■ **Goal of the exercise**:
Read the records below. Copy each line where the string "aktivit" occurs.

■ **Records supplied**:
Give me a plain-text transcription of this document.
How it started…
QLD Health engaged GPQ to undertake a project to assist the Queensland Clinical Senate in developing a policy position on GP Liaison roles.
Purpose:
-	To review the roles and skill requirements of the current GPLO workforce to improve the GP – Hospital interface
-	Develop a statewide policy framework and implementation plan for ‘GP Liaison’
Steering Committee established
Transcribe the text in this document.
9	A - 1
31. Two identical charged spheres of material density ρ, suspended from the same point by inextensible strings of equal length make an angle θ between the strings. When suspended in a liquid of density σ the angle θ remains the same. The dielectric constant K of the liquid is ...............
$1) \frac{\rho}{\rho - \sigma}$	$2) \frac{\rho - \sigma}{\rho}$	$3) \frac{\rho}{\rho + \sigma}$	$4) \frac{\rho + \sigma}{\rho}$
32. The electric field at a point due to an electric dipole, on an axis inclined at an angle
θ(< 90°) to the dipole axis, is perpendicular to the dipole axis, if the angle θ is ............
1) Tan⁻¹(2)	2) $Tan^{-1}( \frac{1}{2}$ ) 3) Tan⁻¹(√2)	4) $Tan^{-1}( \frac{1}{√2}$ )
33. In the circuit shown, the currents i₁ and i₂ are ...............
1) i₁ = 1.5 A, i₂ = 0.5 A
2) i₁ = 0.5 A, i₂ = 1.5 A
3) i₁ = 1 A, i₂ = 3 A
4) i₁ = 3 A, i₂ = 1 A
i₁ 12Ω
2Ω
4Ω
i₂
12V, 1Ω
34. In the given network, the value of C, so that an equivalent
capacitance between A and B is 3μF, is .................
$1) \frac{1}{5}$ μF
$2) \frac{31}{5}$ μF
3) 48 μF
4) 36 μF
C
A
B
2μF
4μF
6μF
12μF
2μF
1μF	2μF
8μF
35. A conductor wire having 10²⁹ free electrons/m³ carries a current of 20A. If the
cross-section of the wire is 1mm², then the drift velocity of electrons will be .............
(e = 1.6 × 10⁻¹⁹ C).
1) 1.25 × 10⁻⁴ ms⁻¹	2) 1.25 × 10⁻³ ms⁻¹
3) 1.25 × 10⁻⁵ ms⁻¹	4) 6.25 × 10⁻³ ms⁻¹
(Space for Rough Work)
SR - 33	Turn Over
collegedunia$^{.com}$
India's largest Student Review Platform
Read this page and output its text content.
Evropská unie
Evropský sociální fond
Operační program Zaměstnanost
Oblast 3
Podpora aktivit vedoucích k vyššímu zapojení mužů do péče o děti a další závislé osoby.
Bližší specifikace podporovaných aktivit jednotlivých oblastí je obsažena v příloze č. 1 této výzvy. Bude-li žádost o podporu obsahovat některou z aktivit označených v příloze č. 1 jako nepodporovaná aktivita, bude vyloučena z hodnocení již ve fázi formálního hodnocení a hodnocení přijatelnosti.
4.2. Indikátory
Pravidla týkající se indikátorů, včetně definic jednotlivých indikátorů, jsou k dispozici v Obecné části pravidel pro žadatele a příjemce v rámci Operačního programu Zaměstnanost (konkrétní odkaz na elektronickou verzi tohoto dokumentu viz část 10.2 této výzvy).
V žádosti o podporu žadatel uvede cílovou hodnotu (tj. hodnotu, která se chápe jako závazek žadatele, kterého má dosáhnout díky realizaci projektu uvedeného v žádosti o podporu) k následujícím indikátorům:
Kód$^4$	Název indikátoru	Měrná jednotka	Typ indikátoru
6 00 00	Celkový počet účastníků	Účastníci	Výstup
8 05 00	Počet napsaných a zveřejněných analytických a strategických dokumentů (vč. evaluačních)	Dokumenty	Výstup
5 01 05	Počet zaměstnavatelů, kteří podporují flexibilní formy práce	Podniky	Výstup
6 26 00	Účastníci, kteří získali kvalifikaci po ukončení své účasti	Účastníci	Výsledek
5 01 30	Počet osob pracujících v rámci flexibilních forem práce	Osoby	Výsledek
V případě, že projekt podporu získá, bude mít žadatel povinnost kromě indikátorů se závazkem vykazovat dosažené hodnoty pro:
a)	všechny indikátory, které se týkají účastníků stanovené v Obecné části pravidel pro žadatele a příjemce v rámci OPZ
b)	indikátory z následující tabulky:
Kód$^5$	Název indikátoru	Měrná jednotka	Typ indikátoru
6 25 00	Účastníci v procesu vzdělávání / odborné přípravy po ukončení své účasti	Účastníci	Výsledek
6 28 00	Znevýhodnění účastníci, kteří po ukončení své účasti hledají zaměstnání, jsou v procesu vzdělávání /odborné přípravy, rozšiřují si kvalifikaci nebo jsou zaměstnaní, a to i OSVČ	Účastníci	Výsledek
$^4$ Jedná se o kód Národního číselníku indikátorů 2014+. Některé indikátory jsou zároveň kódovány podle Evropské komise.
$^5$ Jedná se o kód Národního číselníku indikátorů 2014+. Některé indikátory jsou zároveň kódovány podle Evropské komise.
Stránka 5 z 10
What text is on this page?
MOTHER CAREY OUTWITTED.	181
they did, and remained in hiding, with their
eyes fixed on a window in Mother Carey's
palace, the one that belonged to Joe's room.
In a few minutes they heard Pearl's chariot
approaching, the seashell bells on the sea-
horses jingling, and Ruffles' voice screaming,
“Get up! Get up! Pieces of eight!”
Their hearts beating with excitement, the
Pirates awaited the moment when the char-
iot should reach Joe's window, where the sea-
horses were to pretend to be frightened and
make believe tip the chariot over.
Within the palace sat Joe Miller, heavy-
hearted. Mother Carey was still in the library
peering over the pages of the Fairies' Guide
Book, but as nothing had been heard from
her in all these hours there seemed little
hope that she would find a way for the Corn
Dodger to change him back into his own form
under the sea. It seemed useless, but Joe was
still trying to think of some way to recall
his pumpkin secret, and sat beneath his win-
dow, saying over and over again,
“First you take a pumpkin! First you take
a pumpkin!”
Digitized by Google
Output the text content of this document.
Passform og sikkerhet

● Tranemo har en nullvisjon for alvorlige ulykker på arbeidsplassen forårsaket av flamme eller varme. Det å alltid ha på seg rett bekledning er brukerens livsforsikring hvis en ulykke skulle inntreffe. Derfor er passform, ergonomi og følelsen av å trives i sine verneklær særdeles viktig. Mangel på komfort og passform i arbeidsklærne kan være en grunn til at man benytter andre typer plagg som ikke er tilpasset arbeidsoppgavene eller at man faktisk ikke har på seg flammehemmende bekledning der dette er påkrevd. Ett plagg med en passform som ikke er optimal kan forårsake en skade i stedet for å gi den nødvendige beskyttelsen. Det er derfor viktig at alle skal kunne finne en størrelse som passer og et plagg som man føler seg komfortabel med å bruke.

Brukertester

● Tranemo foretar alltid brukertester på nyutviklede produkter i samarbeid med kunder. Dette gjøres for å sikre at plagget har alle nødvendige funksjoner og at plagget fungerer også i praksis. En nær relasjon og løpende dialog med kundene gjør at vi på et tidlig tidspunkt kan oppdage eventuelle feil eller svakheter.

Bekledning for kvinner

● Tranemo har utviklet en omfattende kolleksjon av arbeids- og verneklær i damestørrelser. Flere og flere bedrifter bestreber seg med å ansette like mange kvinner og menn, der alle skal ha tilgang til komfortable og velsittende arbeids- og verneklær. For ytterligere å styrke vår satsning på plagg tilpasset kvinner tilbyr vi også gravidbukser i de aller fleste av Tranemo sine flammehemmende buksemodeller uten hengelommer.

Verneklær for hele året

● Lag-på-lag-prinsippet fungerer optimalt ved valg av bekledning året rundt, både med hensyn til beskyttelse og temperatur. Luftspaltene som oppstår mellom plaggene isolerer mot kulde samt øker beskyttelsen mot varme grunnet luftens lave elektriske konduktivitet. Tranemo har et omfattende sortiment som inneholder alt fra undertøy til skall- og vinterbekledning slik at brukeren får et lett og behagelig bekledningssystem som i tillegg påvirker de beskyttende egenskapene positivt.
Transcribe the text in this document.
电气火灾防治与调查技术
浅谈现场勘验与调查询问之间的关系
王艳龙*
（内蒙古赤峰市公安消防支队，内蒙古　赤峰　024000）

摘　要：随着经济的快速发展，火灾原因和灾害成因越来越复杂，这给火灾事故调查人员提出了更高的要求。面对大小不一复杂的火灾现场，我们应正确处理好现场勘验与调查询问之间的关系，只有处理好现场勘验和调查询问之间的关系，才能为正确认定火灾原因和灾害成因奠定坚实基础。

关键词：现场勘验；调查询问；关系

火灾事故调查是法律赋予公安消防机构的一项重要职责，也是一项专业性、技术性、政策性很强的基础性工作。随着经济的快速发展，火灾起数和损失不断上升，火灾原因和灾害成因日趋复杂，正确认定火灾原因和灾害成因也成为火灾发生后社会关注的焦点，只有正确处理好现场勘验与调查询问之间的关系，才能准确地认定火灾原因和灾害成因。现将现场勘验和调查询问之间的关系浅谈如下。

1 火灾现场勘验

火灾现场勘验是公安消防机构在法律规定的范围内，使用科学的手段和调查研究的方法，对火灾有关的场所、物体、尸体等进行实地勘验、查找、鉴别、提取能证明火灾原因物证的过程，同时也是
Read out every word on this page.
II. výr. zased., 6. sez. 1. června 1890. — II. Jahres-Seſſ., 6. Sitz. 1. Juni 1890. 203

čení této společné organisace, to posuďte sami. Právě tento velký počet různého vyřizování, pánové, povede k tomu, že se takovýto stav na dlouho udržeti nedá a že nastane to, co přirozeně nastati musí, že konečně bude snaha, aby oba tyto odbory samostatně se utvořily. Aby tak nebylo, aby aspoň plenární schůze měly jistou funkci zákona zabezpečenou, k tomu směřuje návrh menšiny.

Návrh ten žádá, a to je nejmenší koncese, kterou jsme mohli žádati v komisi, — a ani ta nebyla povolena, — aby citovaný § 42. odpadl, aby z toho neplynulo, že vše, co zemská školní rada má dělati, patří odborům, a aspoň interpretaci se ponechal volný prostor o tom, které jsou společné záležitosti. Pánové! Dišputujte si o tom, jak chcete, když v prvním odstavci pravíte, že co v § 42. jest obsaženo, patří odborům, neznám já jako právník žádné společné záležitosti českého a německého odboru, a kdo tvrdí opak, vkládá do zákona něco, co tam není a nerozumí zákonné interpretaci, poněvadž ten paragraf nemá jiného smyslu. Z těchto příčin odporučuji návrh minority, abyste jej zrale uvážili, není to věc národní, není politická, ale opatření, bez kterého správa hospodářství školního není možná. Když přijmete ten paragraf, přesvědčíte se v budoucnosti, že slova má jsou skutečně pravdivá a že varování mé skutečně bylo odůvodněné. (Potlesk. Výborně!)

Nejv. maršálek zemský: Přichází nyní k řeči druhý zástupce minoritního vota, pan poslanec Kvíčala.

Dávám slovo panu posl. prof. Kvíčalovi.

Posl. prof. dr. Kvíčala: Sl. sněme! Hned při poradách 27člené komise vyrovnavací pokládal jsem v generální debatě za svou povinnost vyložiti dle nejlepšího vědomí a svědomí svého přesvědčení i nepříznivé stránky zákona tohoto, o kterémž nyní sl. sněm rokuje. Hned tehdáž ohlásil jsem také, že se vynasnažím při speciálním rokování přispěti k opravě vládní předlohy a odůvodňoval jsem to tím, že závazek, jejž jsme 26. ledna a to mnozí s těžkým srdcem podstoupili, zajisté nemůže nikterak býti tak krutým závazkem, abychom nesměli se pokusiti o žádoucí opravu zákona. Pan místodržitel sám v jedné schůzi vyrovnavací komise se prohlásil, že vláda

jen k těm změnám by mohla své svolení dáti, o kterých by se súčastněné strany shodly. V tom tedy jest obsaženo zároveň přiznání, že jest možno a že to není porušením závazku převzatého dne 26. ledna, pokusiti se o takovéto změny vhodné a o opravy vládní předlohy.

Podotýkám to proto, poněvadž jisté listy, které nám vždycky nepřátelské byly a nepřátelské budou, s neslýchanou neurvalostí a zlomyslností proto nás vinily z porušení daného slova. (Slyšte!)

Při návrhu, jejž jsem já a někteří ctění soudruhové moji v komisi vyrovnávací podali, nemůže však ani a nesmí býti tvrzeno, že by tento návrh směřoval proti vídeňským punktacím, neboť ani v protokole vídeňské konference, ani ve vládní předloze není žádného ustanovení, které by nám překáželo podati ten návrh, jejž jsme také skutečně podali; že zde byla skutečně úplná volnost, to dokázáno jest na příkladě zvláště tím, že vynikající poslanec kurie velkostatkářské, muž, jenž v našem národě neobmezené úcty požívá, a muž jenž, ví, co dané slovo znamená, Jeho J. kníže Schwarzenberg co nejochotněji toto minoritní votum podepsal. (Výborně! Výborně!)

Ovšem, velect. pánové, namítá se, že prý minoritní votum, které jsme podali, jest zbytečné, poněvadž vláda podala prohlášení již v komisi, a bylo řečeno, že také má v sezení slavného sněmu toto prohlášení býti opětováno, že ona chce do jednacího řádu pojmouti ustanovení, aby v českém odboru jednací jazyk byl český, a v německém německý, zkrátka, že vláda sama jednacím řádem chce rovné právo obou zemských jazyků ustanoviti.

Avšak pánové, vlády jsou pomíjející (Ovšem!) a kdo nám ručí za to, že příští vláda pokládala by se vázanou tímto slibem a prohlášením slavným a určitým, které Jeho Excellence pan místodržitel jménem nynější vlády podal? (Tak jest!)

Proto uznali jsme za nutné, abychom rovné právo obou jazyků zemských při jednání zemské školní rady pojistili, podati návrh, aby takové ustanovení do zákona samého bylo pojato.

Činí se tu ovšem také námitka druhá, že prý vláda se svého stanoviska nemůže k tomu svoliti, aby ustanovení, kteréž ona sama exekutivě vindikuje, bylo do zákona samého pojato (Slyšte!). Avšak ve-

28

■ **Exercise output**:
Podpora aktivit vedoucích k vyššímu zapojení mužů do péče o děti a další závislé osoby.
Bližší specifikace podporovaných aktivit jednotlivých oblastí je obsažena v příloze č. 1 této výzvy. Bude-li žádost o podporu obsahovat některou z aktivit označených v příloze č. 1 jako nepodporovaná aktivita, bude vyloučena z hodnocení již ve fázi formálního hodnocení a hodnocení přijatelnosti.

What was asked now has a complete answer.